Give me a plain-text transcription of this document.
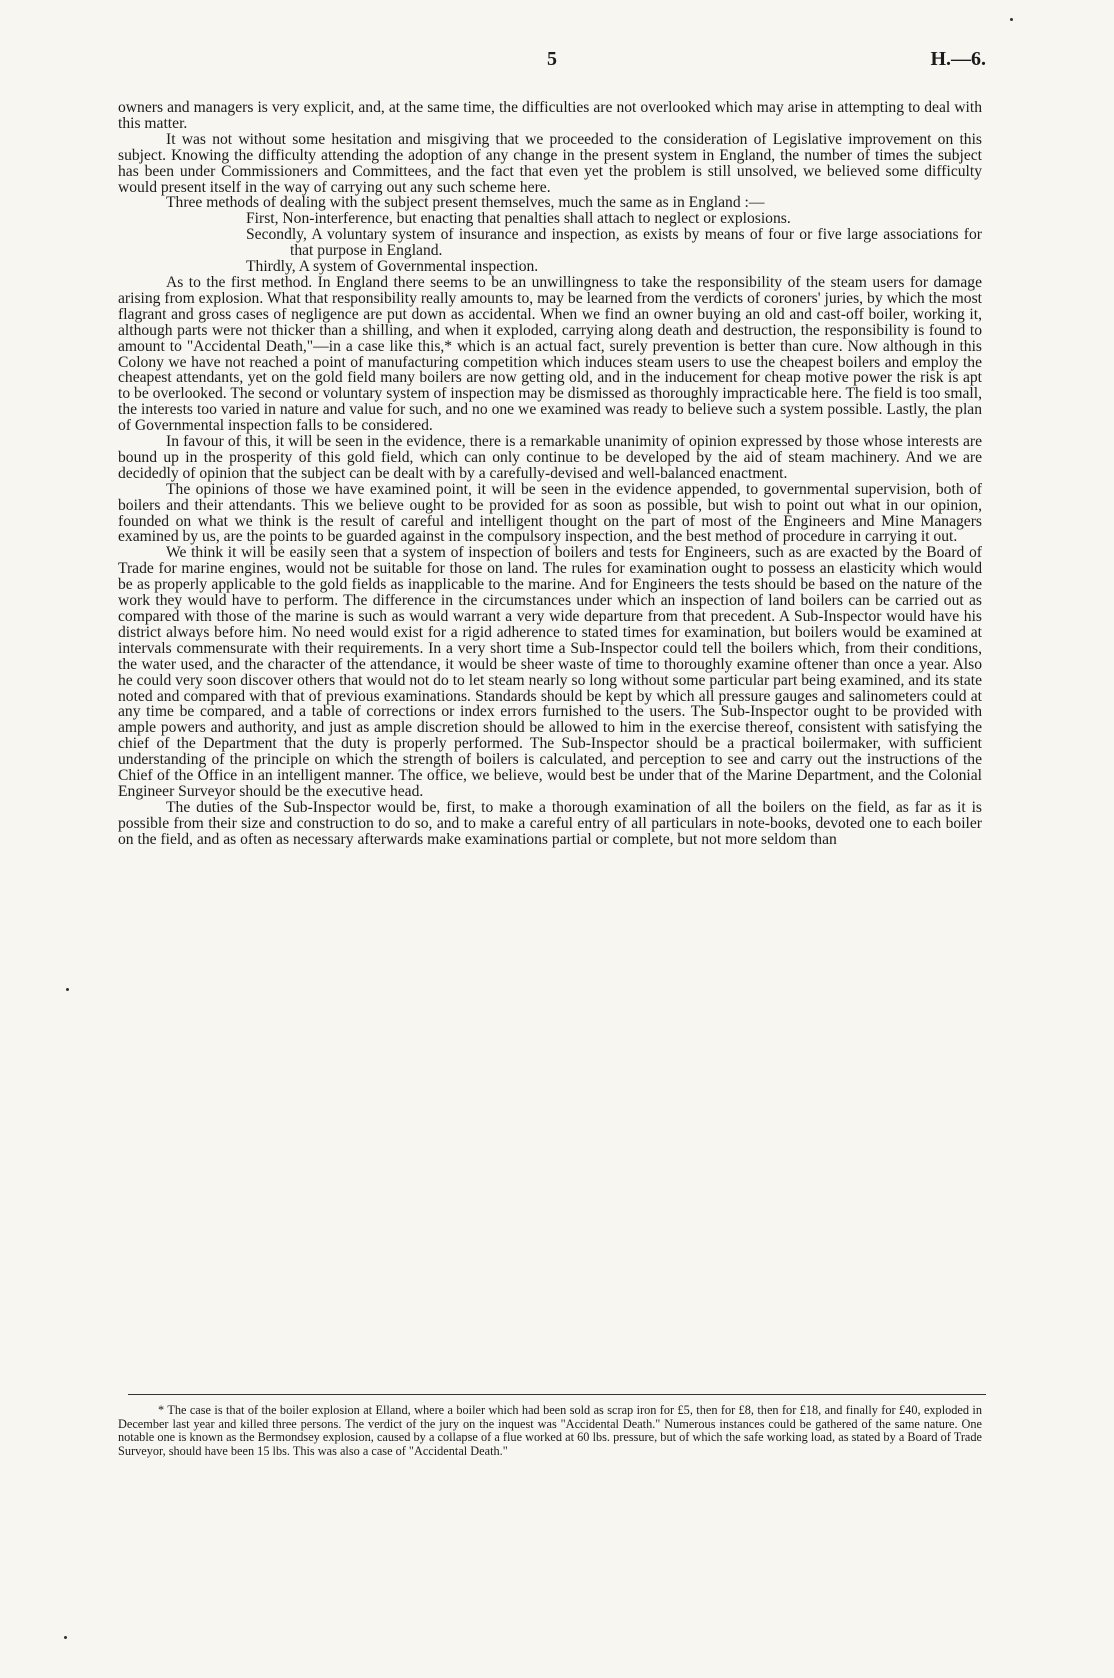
5	H.—6.

owners and managers is very explicit, and, at the same time, the difficulties are not overlooked which may arise in attempting to deal with this matter.

It was not without some hesitation and misgiving that we proceeded to the consideration of Legislative improvement on this subject. Knowing the difficulty attending the adoption of any change in the present system in England, the number of times the subject has been under Commissioners and Committees, and the fact that even yet the problem is still unsolved, we believed some difficulty would present itself in the way of carrying out any such scheme here.

Three methods of dealing with the subject present themselves, much the same as in England :—

First, Non-interference, but enacting that penalties shall attach to neglect or explosions.

Secondly, A voluntary system of insurance and inspection, as exists by means of four or five large associations for that purpose in England.

Thirdly, A system of Governmental inspection.

As to the first method. In England there seems to be an unwillingness to take the responsibility of the steam users for damage arising from explosion. What that responsibility really amounts to, may be learned from the verdicts of coroners' juries, by which the most flagrant and gross cases of negligence are put down as accidental. When we find an owner buying an old and cast-off boiler, working it, although parts were not thicker than a shilling, and when it exploded, carrying along death and destruction, the responsibility is found to amount to "Accidental Death,"—in a case like this,* which is an actual fact, surely prevention is better than cure. Now although in this Colony we have not reached a point of manufacturing competition which induces steam users to use the cheapest boilers and employ the cheapest attendants, yet on the gold field many boilers are now getting old, and in the inducement for cheap motive power the risk is apt to be overlooked. The second or voluntary system of inspection may be dismissed as thoroughly impracticable here. The field is too small, the interests too varied in nature and value for such, and no one we examined was ready to believe such a system possible. Lastly, the plan of Governmental inspection falls to be considered.

In favour of this, it will be seen in the evidence, there is a remarkable unanimity of opinion expressed by those whose interests are bound up in the prosperity of this gold field, which can only continue to be developed by the aid of steam machinery. And we are decidedly of opinion that the subject can be dealt with by a carefully-devised and well-balanced enactment.

The opinions of those we have examined point, it will be seen in the evidence appended, to governmental supervision, both of boilers and their attendants. This we believe ought to be provided for as soon as possible, but wish to point out what in our opinion, founded on what we think is the result of careful and intelligent thought on the part of most of the Engineers and Mine Managers examined by us, are the points to be guarded against in the compulsory inspection, and the best method of procedure in carrying it out.

We think it will be easily seen that a system of inspection of boilers and tests for Engineers, such as are exacted by the Board of Trade for marine engines, would not be suitable for those on land. The rules for examination ought to possess an elasticity which would be as properly applicable to the gold fields as inapplicable to the marine. And for Engineers the tests should be based on the nature of the work they would have to perform. The difference in the circumstances under which an inspection of land boilers can be carried out as compared with those of the marine is such as would warrant a very wide departure from that precedent. A Sub-Inspector would have his district always before him. No need would exist for a rigid adherence to stated times for examination, but boilers would be examined at intervals commensurate with their requirements. In a very short time a Sub-Inspector could tell the boilers which, from their conditions, the water used, and the character of the attendance, it would be sheer waste of time to thoroughly examine oftener than once a year. Also he could very soon discover others that would not do to let steam nearly so long without some particular part being examined, and its state noted and compared with that of previous examinations. Standards should be kept by which all pressure gauges and salinometers could at any time be compared, and a table of corrections or index errors furnished to the users. The Sub-Inspector ought to be provided with ample powers and authority, and just as ample discretion should be allowed to him in the exercise thereof, consistent with satisfying the chief of the Department that the duty is properly performed. The Sub-Inspector should be a practical boilermaker, with sufficient understanding of the principle on which the strength of boilers is calculated, and perception to see and carry out the instructions of the Chief of the Office in an intelligent manner. The office, we believe, would best be under that of the Marine Department, and the Colonial Engineer Surveyor should be the executive head.

The duties of the Sub-Inspector would be, first, to make a thorough examination of all the boilers on the field, as far as it is possible from their size and construction to do so, and to make a careful entry of all particulars in note-books, devoted one to each boiler on the field, and as often as necessary afterwards make examinations partial or complete, but not more seldom than

* The case is that of the boiler explosion at Elland, where a boiler which had been sold as scrap iron for £5, then for £8, then for £18, and finally for £40, exploded in December last year and killed three persons. The verdict of the jury on the inquest was "Accidental Death." Numerous instances could be gathered of the same nature. One notable one is known as the Bermondsey explosion, caused by a collapse of a flue worked at 60 lbs. pressure, but of which the safe working load, as stated by a Board of Trade Surveyor, should have been 15 lbs. This was also a case of "Accidental Death."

» **GIVEN REQUEST**: The data should be printed again unchanged; leave its pictures out.

» **SOLVED EXERCISE**:
Give me a plain-text transcription of this document.
5	H.—6.

owners and managers is very explicit, and, at the same time, the difficulties are not overlooked which may arise in attempting to deal with this matter.

It was not without some hesitation and misgiving that we proceeded to the consideration of Legislative improvement on this subject. Knowing the difficulty attending the adoption of any change in the present system in England, the number of times the subject has been under Commissioners and Committees, and the fact that even yet the problem is still unsolved, we believed some difficulty would present itself in the way of carrying out any such scheme here.

Three methods of dealing with the subject present themselves, much the same as in England :—

First, Non-interference, but enacting that penalties shall attach to neglect or explosions.

Secondly, A voluntary system of insurance and inspection, as exists by means of four or five large associations for that purpose in England.

Thirdly, A system of Governmental inspection.

As to the first method. In England there seems to be an unwillingness to take the responsibility of the steam users for damage arising from explosion. What that responsibility really amounts to, may be learned from the verdicts of coroners' juries, by which the most flagrant and gross cases of negligence are put down as accidental. When we find an owner buying an old and cast-off boiler, working it, although parts were not thicker than a shilling, and when it exploded, carrying along death and destruction, the responsibility is found to amount to "Accidental Death,"—in a case like this,* which is an actual fact, surely prevention is better than cure. Now although in this Colony we have not reached a point of manufacturing competition which induces steam users to use the cheapest boilers and employ the cheapest attendants, yet on the gold field many boilers are now getting old, and in the inducement for cheap motive power the risk is apt to be overlooked. The second or voluntary system of inspection may be dismissed as thoroughly impracticable here. The field is too small, the interests too varied in nature and value for such, and no one we examined was ready to believe such a system possible. Lastly, the plan of Governmental inspection falls to be considered.

In favour of this, it will be seen in the evidence, there is a remarkable unanimity of opinion expressed by those whose interests are bound up in the prosperity of this gold field, which can only continue to be developed by the aid of steam machinery. And we are decidedly of opinion that the subject can be dealt with by a carefully-devised and well-balanced enactment.

The opinions of those we have examined point, it will be seen in the evidence appended, to governmental supervision, both of boilers and their attendants. This we believe ought to be provided for as soon as possible, but wish to point out what in our opinion, founded on what we think is the result of careful and intelligent thought on the part of most of the Engineers and Mine Managers examined by us, are the points to be guarded against in the compulsory inspection, and the best method of procedure in carrying it out.

We think it will be easily seen that a system of inspection of boilers and tests for Engineers, such as are exacted by the Board of Trade for marine engines, would not be suitable for those on land. The rules for examination ought to possess an elasticity which would be as properly applicable to the gold fields as inapplicable to the marine. And for Engineers the tests should be based on the nature of the work they would have to perform. The difference in the circumstances under which an inspection of land boilers can be carried out as compared with those of the marine is such as would warrant a very wide departure from that precedent. A Sub-Inspector would have his district always before him. No need would exist for a rigid adherence to stated times for examination, but boilers would be examined at intervals commensurate with their requirements. In a very short time a Sub-Inspector could tell the boilers which, from their conditions, the water used, and the character of the attendance, it would be sheer waste of time to thoroughly examine oftener than once a year. Also he could very soon discover others that would not do to let steam nearly so long without some particular part being examined, and its state noted and compared with that of previous examinations. Standards should be kept by which all pressure gauges and salinometers could at any time be compared, and a table of corrections or index errors furnished to the users. The Sub-Inspector ought to be provided with ample powers and authority, and just as ample discretion should be allowed to him in the exercise thereof, consistent with satisfying the chief of the Department that the duty is properly performed. The Sub-Inspector should be a practical boilermaker, with sufficient understanding of the principle on which the strength of boilers is calculated, and perception to see and carry out the instructions of the Chief of the Office in an intelligent manner. The office, we believe, would best be under that of the Marine Department, and the Colonial Engineer Surveyor should be the executive head.

The duties of the Sub-Inspector would be, first, to make a thorough examination of all the boilers on the field, as far as it is possible from their size and construction to do so, and to make a careful entry of all particulars in note-books, devoted one to each boiler on the field, and as often as necessary afterwards make examinations partial or complete, but not more seldom than

* The case is that of the boiler explosion at Elland, where a boiler which had been sold as scrap iron for £5, then for £8, then for £18, and finally for £40, exploded in December last year and killed three persons. The verdict of the jury on the inquest was "Accidental Death." Numerous instances could be gathered of the same nature. One notable one is known as the Bermondsey explosion, caused by a collapse of a flue worked at 60 lbs. pressure, but of which the safe working load, as stated by a Board of Trade Surveyor, should have been 15 lbs. This was also a case of "Accidental Death."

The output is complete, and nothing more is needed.